* **Aim**
Set down every record once more, exactly as given.

===== Source material =====

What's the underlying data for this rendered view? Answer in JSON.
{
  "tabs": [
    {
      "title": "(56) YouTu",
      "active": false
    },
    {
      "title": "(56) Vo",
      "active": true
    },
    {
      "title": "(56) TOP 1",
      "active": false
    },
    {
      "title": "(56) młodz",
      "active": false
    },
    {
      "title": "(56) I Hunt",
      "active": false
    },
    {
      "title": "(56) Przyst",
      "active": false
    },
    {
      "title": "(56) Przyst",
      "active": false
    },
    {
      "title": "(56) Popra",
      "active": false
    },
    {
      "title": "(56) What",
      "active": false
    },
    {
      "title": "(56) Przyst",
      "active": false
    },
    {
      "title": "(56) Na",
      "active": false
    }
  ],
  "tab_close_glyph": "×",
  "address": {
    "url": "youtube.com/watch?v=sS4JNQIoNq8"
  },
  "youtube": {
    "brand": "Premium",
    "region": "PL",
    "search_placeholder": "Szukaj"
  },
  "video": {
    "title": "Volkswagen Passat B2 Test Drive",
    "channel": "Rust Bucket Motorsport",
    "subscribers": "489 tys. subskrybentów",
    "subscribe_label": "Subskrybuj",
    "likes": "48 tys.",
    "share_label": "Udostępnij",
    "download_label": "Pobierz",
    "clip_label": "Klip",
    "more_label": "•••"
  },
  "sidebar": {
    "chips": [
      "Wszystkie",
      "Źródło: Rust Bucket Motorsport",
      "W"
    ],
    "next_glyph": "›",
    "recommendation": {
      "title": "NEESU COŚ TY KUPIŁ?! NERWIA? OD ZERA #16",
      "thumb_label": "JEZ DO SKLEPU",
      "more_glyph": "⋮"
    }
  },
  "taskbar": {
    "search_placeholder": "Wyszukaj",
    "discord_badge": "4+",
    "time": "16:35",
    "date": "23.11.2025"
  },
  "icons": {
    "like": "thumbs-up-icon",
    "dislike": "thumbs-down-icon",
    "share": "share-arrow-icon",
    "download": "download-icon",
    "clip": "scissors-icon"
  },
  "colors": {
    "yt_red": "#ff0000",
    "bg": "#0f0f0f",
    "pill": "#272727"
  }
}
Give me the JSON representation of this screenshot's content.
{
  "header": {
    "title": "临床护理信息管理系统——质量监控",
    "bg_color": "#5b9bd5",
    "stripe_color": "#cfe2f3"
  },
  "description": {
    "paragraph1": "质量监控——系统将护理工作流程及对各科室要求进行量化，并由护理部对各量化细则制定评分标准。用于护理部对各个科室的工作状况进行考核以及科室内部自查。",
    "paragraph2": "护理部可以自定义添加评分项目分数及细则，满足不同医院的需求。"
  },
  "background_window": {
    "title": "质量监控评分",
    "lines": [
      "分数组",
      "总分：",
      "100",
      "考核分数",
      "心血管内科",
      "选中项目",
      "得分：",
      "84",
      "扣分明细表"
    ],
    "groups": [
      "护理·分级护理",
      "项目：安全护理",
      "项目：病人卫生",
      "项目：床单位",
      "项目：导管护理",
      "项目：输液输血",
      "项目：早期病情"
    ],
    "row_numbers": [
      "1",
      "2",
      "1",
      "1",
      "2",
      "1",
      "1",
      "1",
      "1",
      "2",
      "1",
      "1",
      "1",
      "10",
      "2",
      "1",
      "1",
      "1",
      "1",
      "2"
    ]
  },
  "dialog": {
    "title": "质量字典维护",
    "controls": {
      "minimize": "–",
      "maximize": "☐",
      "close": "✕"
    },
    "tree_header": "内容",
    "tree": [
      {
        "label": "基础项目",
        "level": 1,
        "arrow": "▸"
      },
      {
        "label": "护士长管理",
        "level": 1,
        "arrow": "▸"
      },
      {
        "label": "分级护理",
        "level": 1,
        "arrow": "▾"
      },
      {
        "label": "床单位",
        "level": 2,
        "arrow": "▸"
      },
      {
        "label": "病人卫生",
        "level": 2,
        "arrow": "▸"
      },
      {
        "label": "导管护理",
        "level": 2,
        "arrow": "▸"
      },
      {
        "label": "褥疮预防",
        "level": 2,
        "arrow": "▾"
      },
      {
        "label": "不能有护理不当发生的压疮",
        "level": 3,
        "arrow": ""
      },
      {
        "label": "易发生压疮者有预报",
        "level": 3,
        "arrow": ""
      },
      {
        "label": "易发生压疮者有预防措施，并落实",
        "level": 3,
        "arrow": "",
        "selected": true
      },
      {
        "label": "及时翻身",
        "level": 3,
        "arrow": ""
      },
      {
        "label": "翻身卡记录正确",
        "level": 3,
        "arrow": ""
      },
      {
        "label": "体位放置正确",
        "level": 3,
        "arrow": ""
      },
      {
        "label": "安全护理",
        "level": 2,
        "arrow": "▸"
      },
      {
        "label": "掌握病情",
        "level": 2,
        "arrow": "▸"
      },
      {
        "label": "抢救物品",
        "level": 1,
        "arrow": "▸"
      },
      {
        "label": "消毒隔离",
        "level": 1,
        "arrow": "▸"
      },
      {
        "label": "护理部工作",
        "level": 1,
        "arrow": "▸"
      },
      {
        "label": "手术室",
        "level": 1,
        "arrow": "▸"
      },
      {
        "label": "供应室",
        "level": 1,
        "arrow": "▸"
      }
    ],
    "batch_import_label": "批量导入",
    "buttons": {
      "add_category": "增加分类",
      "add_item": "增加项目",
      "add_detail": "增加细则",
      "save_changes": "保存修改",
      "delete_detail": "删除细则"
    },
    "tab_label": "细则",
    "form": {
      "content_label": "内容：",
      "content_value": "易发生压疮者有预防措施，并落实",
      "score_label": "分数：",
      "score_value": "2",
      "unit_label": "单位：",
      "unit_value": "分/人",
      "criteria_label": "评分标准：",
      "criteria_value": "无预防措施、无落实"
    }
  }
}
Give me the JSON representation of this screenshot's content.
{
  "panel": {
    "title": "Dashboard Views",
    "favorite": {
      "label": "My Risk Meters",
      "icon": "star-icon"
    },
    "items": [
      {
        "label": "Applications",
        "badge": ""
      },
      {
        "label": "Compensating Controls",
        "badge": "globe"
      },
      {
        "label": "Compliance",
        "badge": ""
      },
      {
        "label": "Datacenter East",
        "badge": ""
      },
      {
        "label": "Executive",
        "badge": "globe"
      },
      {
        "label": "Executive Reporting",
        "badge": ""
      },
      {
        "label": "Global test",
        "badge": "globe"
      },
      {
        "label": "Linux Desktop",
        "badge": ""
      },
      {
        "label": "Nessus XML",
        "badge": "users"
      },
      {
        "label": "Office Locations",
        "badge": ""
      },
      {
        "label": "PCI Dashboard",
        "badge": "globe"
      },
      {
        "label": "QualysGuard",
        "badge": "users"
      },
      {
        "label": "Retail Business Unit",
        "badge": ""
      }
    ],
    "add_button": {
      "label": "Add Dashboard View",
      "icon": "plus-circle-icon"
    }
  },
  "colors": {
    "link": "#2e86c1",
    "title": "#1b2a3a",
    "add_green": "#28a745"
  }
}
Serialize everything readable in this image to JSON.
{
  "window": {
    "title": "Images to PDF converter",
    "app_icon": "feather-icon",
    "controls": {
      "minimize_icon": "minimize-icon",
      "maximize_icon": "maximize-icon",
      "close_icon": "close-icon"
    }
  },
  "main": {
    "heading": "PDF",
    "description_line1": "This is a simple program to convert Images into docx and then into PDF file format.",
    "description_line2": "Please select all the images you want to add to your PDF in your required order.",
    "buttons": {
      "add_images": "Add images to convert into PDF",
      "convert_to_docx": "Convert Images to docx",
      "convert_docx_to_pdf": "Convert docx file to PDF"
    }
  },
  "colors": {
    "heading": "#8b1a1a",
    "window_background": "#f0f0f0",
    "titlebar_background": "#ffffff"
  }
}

=====

* **Answer**
What's the underlying data for this rendered view? Answer in JSON.
{
  "tabs": [
    {
      "title": "(56) YouTu",
      "active": false
    },
    {
      "title": "(56) Vo",
      "active": true
    },
    {
      "title": "(56) TOP 1",
      "active": false
    },
    {
      "title": "(56) młodz",
      "active": false
    },
    {
      "title": "(56) I Hunt",
      "active": false
    },
    {
      "title": "(56) Przyst",
      "active": false
    },
    {
      "title": "(56) Przyst",
      "active": false
    },
    {
      "title": "(56) Popra",
      "active": false
    },
    {
      "title": "(56) What",
      "active": false
    },
    {
      "title": "(56) Przyst",
      "active": false
    },
    {
      "title": "(56) Na",
      "active": false
    }
  ],
  "tab_close_glyph": "×",
  "address": {
    "url": "youtube.com/watch?v=sS4JNQIoNq8"
  },
  "youtube": {
    "brand": "Premium",
    "region": "PL",
    "search_placeholder": "Szukaj"
  },
  "video": {
    "title": "Volkswagen Passat B2 Test Drive",
    "channel": "Rust Bucket Motorsport",
    "subscribers": "489 tys. subskrybentów",
    "subscribe_label": "Subskrybuj",
    "likes": "48 tys.",
    "share_label": "Udostępnij",
    "download_label": "Pobierz",
    "clip_label": "Klip",
    "more_label": "•••"
  },
  "sidebar": {
    "chips": [
      "Wszystkie",
      "Źródło: Rust Bucket Motorsport",
      "W"
    ],
    "next_glyph": "›",
    "recommendation": {
      "title": "NEESU COŚ TY KUPIŁ?! NERWIA? OD ZERA #16",
      "thumb_label": "JEZ DO SKLEPU",
      "more_glyph": "⋮"
    }
  },
  "taskbar": {
    "search_placeholder": "Wyszukaj",
    "discord_badge": "4+",
    "time": "16:35",
    "date": "23.11.2025"
  },
  "icons": {
    "like": "thumbs-up-icon",
    "dislike": "thumbs-down-icon",
    "share": "share-arrow-icon",
    "download": "download-icon",
    "clip": "scissors-icon"
  },
  "colors": {
    "yt_red": "#ff0000",
    "bg": "#0f0f0f",
    "pill": "#272727"
  }
}
Give me the JSON representation of this screenshot's content.
{
  "header": {
    "title": "临床护理信息管理系统——质量监控",
    "bg_color": "#5b9bd5",
    "stripe_color": "#cfe2f3"
  },
  "description": {
    "paragraph1": "质量监控——系统将护理工作流程及对各科室要求进行量化，并由护理部对各量化细则制定评分标准。用于护理部对各个科室的工作状况进行考核以及科室内部自查。",
    "paragraph2": "护理部可以自定义添加评分项目分数及细则，满足不同医院的需求。"
  },
  "background_window": {
    "title": "质量监控评分",
    "lines": [
      "分数组",
      "总分：",
      "100",
      "考核分数",
      "心血管内科",
      "选中项目",
      "得分：",
      "84",
      "扣分明细表"
    ],
    "groups": [
      "护理·分级护理",
      "项目：安全护理",
      "项目：病人卫生",
      "项目：床单位",
      "项目：导管护理",
      "项目：输液输血",
      "项目：早期病情"
    ],
    "row_numbers": [
      "1",
      "2",
      "1",
      "1",
      "2",
      "1",
      "1",
      "1",
      "1",
      "2",
      "1",
      "1",
      "1",
      "10",
      "2",
      "1",
      "1",
      "1",
      "1",
      "2"
    ]
  },
  "dialog": {
    "title": "质量字典维护",
    "controls": {
      "minimize": "–",
      "maximize": "☐",
      "close": "✕"
    },
    "tree_header": "内容",
    "tree": [
      {
        "label": "基础项目",
        "level": 1,
        "arrow": "▸"
      },
      {
        "label": "护士长管理",
        "level": 1,
        "arrow": "▸"
      },
      {
        "label": "分级护理",
        "level": 1,
        "arrow": "▾"
      },
      {
        "label": "床单位",
        "level": 2,
        "arrow": "▸"
      },
      {
        "label": "病人卫生",
        "level": 2,
        "arrow": "▸"
      },
      {
        "label": "导管护理",
        "level": 2,
        "arrow": "▸"
      },
      {
        "label": "褥疮预防",
        "level": 2,
        "arrow": "▾"
      },
      {
        "label": "不能有护理不当发生的压疮",
        "level": 3,
        "arrow": ""
      },
      {
        "label": "易发生压疮者有预报",
        "level": 3,
        "arrow": ""
      },
      {
        "label": "易发生压疮者有预防措施，并落实",
        "level": 3,
        "arrow": "",
        "selected": true
      },
      {
        "label": "及时翻身",
        "level": 3,
        "arrow": ""
      },
      {
        "label": "翻身卡记录正确",
        "level": 3,
        "arrow": ""
      },
      {
        "label": "体位放置正确",
        "level": 3,
        "arrow": ""
      },
      {
        "label": "安全护理",
        "level": 2,
        "arrow": "▸"
      },
      {
        "label": "掌握病情",
        "level": 2,
        "arrow": "▸"
      },
      {
        "label": "抢救物品",
        "level": 1,
        "arrow": "▸"
      },
      {
        "label": "消毒隔离",
        "level": 1,
        "arrow": "▸"
      },
      {
        "label": "护理部工作",
        "level": 1,
        "arrow": "▸"
      },
      {
        "label": "手术室",
        "level": 1,
        "arrow": "▸"
      },
      {
        "label": "供应室",
        "level": 1,
        "arrow": "▸"
      }
    ],
    "batch_import_label": "批量导入",
    "buttons": {
      "add_category": "增加分类",
      "add_item": "增加项目",
      "add_detail": "增加细则",
      "save_changes": "保存修改",
      "delete_detail": "删除细则"
    },
    "tab_label": "细则",
    "form": {
      "content_label": "内容：",
      "content_value": "易发生压疮者有预防措施，并落实",
      "score_label": "分数：",
      "score_value": "2",
      "unit_label": "单位：",
      "unit_value": "分/人",
      "criteria_label": "评分标准：",
      "criteria_value": "无预防措施、无落实"
    }
  }
}
Give me the JSON representation of this screenshot's content.
{
  "panel": {
    "title": "Dashboard Views",
    "favorite": {
      "label": "My Risk Meters",
      "icon": "star-icon"
    },
    "items": [
      {
        "label": "Applications",
        "badge": ""
      },
      {
        "label": "Compensating Controls",
        "badge": "globe"
      },
      {
        "label": "Compliance",
        "badge": ""
      },
      {
        "label": "Datacenter East",
        "badge": ""
      },
      {
        "label": "Executive",
        "badge": "globe"
      },
      {
        "label": "Executive Reporting",
        "badge": ""
      },
      {
        "label": "Global test",
        "badge": "globe"
      },
      {
        "label": "Linux Desktop",
        "badge": ""
      },
      {
        "label": "Nessus XML",
        "badge": "users"
      },
      {
        "label": "Office Locations",
        "badge": ""
      },
      {
        "label": "PCI Dashboard",
        "badge": "globe"
      },
      {
        "label": "QualysGuard",
        "badge": "users"
      },
      {
        "label": "Retail Business Unit",
        "badge": ""
      }
    ],
    "add_button": {
      "label": "Add Dashboard View",
      "icon": "plus-circle-icon"
    }
  },
  "colors": {
    "link": "#2e86c1",
    "title": "#1b2a3a",
    "add_green": "#28a745"
  }
}
Serialize everything readable in this image to JSON.
{
  "window": {
    "title": "Images to PDF converter",
    "app_icon": "feather-icon",
    "controls": {
      "minimize_icon": "minimize-icon",
      "maximize_icon": "maximize-icon",
      "close_icon": "close-icon"
    }
  },
  "main": {
    "heading": "PDF",
    "description_line1": "This is a simple program to convert Images into docx and then into PDF file format.",
    "description_line2": "Please select all the images you want to add to your PDF in your required order.",
    "buttons": {
      "add_images": "Add images to convert into PDF",
      "convert_to_docx": "Convert Images to docx",
      "convert_docx_to_pdf": "Convert docx file to PDF"
    }
  },
  "colors": {
    "heading": "#8b1a1a",
    "window_background": "#f0f0f0",
    "titlebar_background": "#ffffff"
  }
}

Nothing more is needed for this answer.